_Collected data entries_
<<<<
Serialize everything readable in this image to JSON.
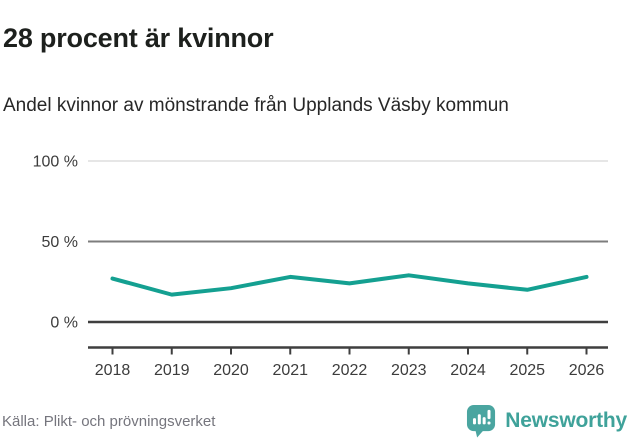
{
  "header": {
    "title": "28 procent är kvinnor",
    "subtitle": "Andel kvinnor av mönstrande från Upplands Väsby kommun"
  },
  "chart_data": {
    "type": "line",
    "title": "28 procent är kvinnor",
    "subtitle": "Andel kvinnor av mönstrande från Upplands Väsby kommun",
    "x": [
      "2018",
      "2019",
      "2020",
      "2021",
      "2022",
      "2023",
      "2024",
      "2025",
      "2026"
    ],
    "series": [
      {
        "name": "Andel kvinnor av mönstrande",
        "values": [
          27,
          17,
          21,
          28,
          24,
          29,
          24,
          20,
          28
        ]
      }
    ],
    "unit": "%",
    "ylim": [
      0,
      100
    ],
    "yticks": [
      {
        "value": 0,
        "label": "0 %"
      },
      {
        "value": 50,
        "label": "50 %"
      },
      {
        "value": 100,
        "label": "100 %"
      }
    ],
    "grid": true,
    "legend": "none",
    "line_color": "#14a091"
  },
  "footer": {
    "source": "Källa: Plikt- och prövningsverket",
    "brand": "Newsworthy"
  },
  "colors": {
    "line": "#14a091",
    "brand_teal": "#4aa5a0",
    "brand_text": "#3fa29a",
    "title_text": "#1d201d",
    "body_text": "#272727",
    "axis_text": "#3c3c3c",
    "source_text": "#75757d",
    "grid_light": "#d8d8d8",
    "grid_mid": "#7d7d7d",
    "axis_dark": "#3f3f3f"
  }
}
>>>>
<<<<
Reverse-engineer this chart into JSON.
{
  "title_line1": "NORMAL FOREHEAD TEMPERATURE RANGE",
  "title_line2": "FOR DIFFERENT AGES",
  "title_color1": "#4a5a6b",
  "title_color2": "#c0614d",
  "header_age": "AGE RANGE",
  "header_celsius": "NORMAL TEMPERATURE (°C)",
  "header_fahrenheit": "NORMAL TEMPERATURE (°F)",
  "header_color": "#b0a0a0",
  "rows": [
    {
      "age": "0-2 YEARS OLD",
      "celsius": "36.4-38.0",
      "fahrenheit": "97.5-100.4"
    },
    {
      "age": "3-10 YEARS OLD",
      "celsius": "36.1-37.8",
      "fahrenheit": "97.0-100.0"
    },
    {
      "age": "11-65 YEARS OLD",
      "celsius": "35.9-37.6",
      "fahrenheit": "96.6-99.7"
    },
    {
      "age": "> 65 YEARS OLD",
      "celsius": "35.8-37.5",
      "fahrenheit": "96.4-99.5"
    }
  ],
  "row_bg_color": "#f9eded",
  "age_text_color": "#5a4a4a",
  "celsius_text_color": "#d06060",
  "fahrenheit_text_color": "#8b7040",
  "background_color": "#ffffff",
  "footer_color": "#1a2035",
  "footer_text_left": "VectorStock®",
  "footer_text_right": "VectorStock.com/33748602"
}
>>>>
_BRIEF_
How many lines of the listing above include the word "VectorStock"? State the number and nothing else.

_FULL ANSWER_
2